__WHAT THIS EXERCISE ASKS__:
1. In the NL West closer roundup, how many saves did J.J. Putz log last year?
2. Pick up the NL West closer roundup after its last sentence and keep writing in the same style.

__SOURCE DOCUMENT__:
□ □ □

Welcome back to the (sixth and final) divisional closer roundup here at Shutdown Corner. It's taken us a long time to get here (and out AL West and NL East roundups need a little updating by now), but we're here! We're finally ready to roll out the division that's home to the defending World Series Champions -- the NL West. And, to acces any of the previous round ups, follow the following links: AL East, AL CentralAL WestNL East, and NL Central.

If you haven't been following along at home, here's our closer tiering system for the pre-season:

  • Tier 1: World-class reliever, capable of putting up a season for the ages.
  • Tier 2: Very good closer, both stable and effective.
  • Tier 3: Average closer, may be lacking either stability or effectiveness.
  • Tier 4: Poor closer, either completely ineffective but stable, or very unstable.

Arizona Diamondbacks: J.J. Putz

Aside from a lost year in New York, J.J. Putz has quietly been one of the more consistent late-inning options in baseball over the past seven seasons. Last year, Putz sparkled in the Arizona sun, posting fine alphabet-soup rate stats (2.82 ERA, 2.38 FIP, 29.8 K%, 1.03 WHIP) while logging 32 saves. He rolls into 2013 with a firm grip on the closer spot in Arizona, despite strong relievers behind him in David Hernandez, Brad Ziegler, and Heath Bell.

□ □ □

__INFORMATION SUPPLIED__:
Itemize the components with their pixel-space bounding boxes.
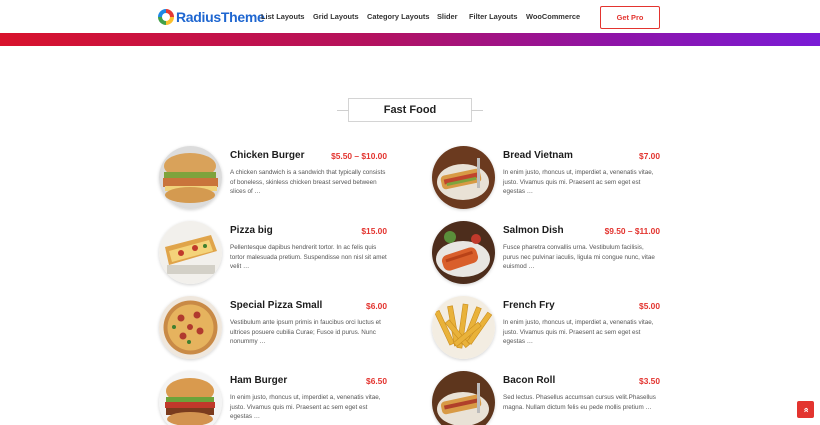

□ □ □

__OUTPUTS BY TASK__:
1. 32

2.
Putz's Achilles heel is his durability, as he's usually only able to throw between 50-58 innings per season. Given his injury history, a short DL stint is likely during a season, and an extended one certainly isn't out of the question -- meaning you should have a backup plan ready to go for when he goes down.

I recently had a discussion on Twitter with someone who firmly believes that David Hernandez is going to be the closer when J.J. inevitably hits the DL or needs a n extended break. I'm not entirely sure that's going to be the case. New addition Heath Bell is one of those guys who has the "proven closer" label, and it wouldn't surprise me at all if he gets first shot to close when Putz goes down. For this reason, it's a little tough to predict who should be your handcuff if you want to grab a backup for Putz ... but remember that Hernandez projects to have much better rate stats than Bell.

Projected Tier: Tier 2 (great numbers, doesn't pitch much more than 50 innings per season, serious injury risk, good competition)

Next in line: Heath Bell or David Hernandez

Colorado Rockies: Rafael Betancourt

If you really want to talk about consistency, though, the first second name on your lips (after Mariano Rivera) should be the Rockies' Rafael Betancourt. Betancourt is a rare pitcher who has thrived pitching for the Rockies, using a simply two pronged philosophy: (1) strike everyone out and (2) don't walk anyone.

Revolutionary, I know!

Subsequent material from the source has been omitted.